(Data excerpts)
● ● ●

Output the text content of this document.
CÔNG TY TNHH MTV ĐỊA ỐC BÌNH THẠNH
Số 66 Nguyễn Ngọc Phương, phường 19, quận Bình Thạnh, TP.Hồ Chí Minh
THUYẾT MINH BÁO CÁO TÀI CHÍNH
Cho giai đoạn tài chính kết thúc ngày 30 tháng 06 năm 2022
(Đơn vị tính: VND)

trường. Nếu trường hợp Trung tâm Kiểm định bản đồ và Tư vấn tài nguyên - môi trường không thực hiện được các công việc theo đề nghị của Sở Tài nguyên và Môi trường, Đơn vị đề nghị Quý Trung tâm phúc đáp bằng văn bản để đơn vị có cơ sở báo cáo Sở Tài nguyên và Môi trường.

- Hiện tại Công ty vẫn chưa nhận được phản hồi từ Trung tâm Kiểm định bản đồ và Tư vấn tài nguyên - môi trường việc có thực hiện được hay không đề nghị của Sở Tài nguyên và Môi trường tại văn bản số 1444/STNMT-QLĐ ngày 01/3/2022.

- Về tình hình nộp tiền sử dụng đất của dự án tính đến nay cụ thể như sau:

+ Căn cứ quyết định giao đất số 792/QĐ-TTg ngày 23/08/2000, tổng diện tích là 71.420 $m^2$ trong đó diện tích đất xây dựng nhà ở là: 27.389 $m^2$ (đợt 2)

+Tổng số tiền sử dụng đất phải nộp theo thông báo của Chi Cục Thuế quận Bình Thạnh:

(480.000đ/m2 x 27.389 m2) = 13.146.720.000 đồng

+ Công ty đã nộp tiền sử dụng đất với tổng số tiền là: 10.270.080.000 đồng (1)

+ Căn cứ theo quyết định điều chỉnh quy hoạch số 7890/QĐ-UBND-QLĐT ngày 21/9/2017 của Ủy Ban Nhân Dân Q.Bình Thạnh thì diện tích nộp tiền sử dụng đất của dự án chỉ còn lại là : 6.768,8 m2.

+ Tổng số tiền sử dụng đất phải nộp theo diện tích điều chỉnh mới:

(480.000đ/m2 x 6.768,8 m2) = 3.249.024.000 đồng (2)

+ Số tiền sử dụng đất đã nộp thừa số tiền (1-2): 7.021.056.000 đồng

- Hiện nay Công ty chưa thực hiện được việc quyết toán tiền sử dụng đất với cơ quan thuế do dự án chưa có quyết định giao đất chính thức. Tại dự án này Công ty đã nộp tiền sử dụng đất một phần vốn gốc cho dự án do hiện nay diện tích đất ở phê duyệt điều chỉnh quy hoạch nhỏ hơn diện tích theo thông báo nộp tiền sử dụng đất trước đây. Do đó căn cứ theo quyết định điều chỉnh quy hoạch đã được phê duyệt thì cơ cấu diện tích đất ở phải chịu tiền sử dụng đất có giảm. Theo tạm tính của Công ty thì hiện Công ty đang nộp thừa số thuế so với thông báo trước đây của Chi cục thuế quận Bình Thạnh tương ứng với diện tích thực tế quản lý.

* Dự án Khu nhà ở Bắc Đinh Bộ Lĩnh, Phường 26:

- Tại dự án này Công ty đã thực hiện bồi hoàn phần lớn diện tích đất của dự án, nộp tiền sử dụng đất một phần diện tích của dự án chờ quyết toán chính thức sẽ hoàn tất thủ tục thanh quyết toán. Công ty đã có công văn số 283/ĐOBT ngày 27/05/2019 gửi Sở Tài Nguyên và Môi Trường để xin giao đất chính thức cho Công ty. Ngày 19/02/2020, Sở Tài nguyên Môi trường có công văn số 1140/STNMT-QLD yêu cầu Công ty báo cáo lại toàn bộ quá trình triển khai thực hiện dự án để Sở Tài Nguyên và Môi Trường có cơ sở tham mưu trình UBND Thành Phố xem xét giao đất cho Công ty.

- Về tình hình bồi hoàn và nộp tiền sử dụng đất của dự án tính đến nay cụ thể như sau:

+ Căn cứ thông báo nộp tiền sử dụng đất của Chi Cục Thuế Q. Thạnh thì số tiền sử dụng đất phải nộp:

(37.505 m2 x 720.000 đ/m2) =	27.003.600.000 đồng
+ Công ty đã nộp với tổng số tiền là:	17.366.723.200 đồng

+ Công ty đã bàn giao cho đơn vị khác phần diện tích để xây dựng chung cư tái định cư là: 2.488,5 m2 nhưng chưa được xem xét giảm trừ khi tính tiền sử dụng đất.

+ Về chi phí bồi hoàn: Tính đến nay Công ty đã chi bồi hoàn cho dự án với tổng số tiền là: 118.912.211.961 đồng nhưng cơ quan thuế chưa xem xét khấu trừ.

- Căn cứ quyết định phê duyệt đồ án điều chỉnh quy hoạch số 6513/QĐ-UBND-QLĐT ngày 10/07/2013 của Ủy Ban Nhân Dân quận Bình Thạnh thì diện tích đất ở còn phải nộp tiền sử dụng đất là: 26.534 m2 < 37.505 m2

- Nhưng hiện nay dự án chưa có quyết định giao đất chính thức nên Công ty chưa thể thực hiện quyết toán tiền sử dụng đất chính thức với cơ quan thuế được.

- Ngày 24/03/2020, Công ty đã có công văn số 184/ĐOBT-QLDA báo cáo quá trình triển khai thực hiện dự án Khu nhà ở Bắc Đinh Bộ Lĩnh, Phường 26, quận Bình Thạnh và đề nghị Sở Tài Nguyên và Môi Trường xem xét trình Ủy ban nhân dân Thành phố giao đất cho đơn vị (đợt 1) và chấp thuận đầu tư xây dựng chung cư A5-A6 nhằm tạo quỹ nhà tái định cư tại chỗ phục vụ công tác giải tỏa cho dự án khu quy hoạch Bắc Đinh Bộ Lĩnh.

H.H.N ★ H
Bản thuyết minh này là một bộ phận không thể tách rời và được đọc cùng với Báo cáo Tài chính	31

● ● ●

- **What is required**
Some lines of the data may hold the word "Đinh". Say how many do, with nothing else.

- **Result of the task**
2